> [TASK INSTRUCTIONS]:
Across the listing below, how many lines hold "Matatua"? Reply with the number by itself.
** start RECORDS TO PROCESS **
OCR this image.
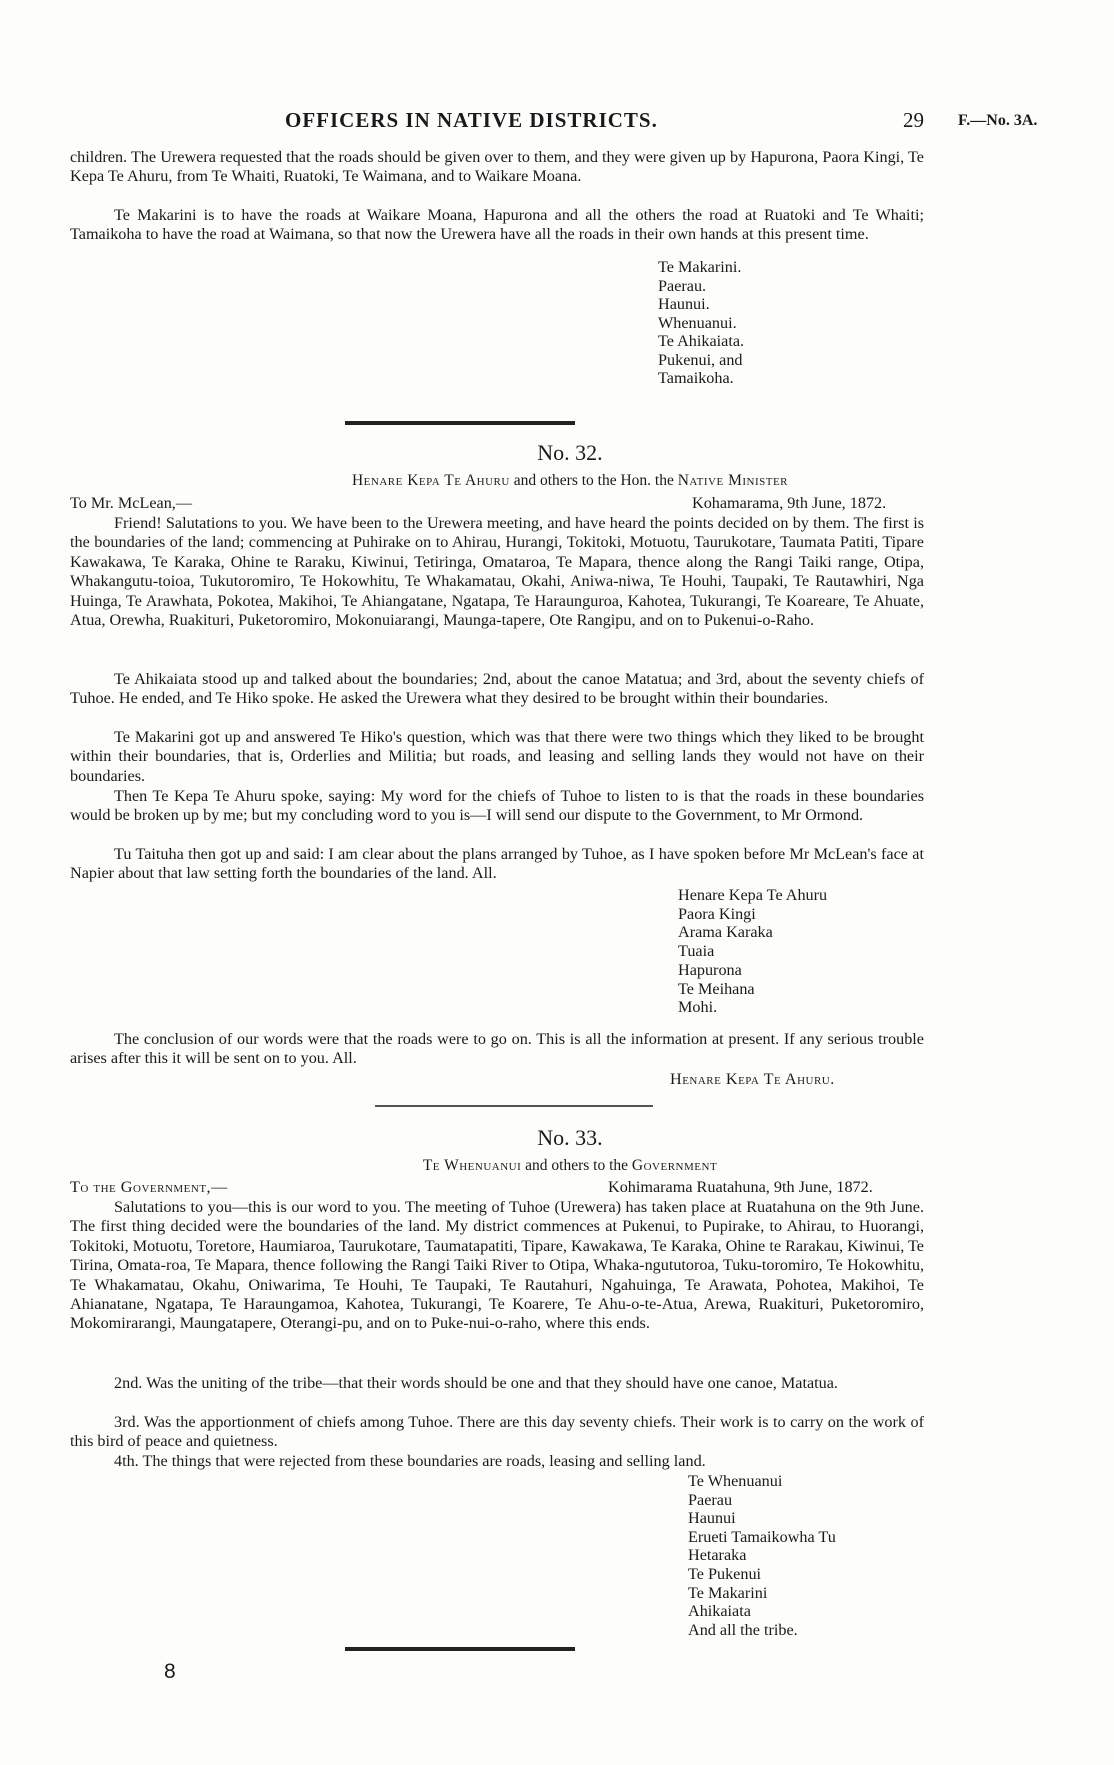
OFFICERS IN NATIVE DISTRICTS.	29 F.—No. 3A.
children. The Urewera requested that the roads should be given over to them, and they were given up by Hapurona, Paora Kingi, Te Kepa Te Ahuru, from Te Whaiti, Ruatoki, Te Waimana, and to Waikare Moana.
Te Makarini is to have the roads at Waikare Moana, Hapurona and all the others the road at Ruatoki and Te Whaiti; Tamaikoha to have the road at Waimana, so that now the Urewera have all the roads in their own hands at this present time.
Te Makarini.
Paerau.
Haunui.
Whenuanui.
Te Ahikaiata.
Pukenui, and
Tamaikoha.
No. 32.
Henare Kepa Te Ahuru and others to the Hon. the Native Minister
To Mr. McLean,—	Kohamarama, 9th June, 1872.
Friend! Salutations to you. We have been to the Urewera meeting, and have heard the points decided on by them. The first is the boundaries of the land; commencing at Puhirake on to Ahirau, Hurangi, Tokitoki, Motuotu, Taurukotare, Taumata Patiti, Tipare Kawakawa, Te Karaka, Ohine te Raraku, Kiwinui, Tetiringa, Omataroa, Te Mapara, thence along the Rangi Taiki range, Otipa, Whakangutu-toioa, Tukutoromiro, Te Hokowhitu, Te Whakamatau, Okahi, Aniwa-niwa, Te Houhi, Taupaki, Te Rautawhiri, Nga Huinga, Te Arawhata, Pokotea, Makihoi, Te Ahiangatane, Ngatapa, Te Haraunguroa, Kahotea, Tukurangi, Te Koareare, Te Ahuate, Atua, Orewha, Ruakituri, Puketoromiro, Mokonuiarangi, Maunga-tapere, Ote Rangipu, and on to Pukenui-o-Raho.
Te Ahikaiata stood up and talked about the boundaries; 2nd, about the canoe Matatua; and 3rd, about the seventy chiefs of Tuhoe. He ended, and Te Hiko spoke. He asked the Urewera what they desired to be brought within their boundaries.
Te Makarini got up and answered Te Hiko's question, which was that there were two things which they liked to be brought within their boundaries, that is, Orderlies and Militia; but roads, and leasing and selling lands they would not have on their boundaries.
Then Te Kepa Te Ahuru spoke, saying: My word for the chiefs of Tuhoe to listen to is that the roads in these boundaries would be broken up by me; but my concluding word to you is—I will send our dispute to the Government, to Mr Ormond.
Tu Taituha then got up and said: I am clear about the plans arranged by Tuhoe, as I have spoken before Mr McLean's face at Napier about that law setting forth the boundaries of the land. All.
Henare Kepa Te Ahuru
Paora Kingi
Arama Karaka
Tuaia
Hapurona
Te Meihana
Mohi.
The conclusion of our words were that the roads were to go on. This is all the information at present. If any serious trouble arises after this it will be sent on to you. All.
Henare Kepa Te Ahuru.
No. 33.
Te Whenuanui and others to the Government
To the Government,—	Kohimarama Ruatahuna, 9th June, 1872.
Salutations to you—this is our word to you. The meeting of Tuhoe (Urewera) has taken place at Ruatahuna on the 9th June. The first thing decided were the boundaries of the land. My district commences at Pukenui, to Pupirake, to Ahirau, to Huorangi, Tokitoki, Motuotu, Toretore, Haumiaroa, Taurukotare, Taumatapatiti, Tipare, Kawakawa, Te Karaka, Ohine te Rarakau, Kiwinui, Te Tirina, Omata-roa, Te Mapara, thence following the Rangi Taiki River to Otipa, Whaka-ngututoroa, Tuku-toromiro, Te Hokowhitu, Te Whakamatau, Okahu, Oniwarima, Te Houhi, Te Taupaki, Te Rautahuri, Ngahuinga, Te Arawata, Pohotea, Makihoi, Te Ahianatane, Ngatapa, Te Haraungamoa, Kahotea, Tukurangi, Te Koarere, Te Ahu-o-te-Atua, Arewa, Ruakituri, Puketoromiro, Mokomirarangi, Maungatapere, Oterangi-pu, and on to Puke-nui-o-raho, where this ends.
2nd. Was the uniting of the tribe—that their words should be one and that they should have one canoe, Matatua.
3rd. Was the apportionment of chiefs among Tuhoe. There are this day seventy chiefs. Their work is to carry on the work of this bird of peace and quietness.
4th. The things that were rejected from these boundaries are roads, leasing and selling land.
Te Whenuanui
Paerau
Haunui
Erueti Tamaikowha Tu
Hetaraka
Te Pukenui
Te Makarini
Ahikaiata
And all the tribe.
8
** end RECORDS TO PROCESS **
> [REPLY TO THE TASK]:
2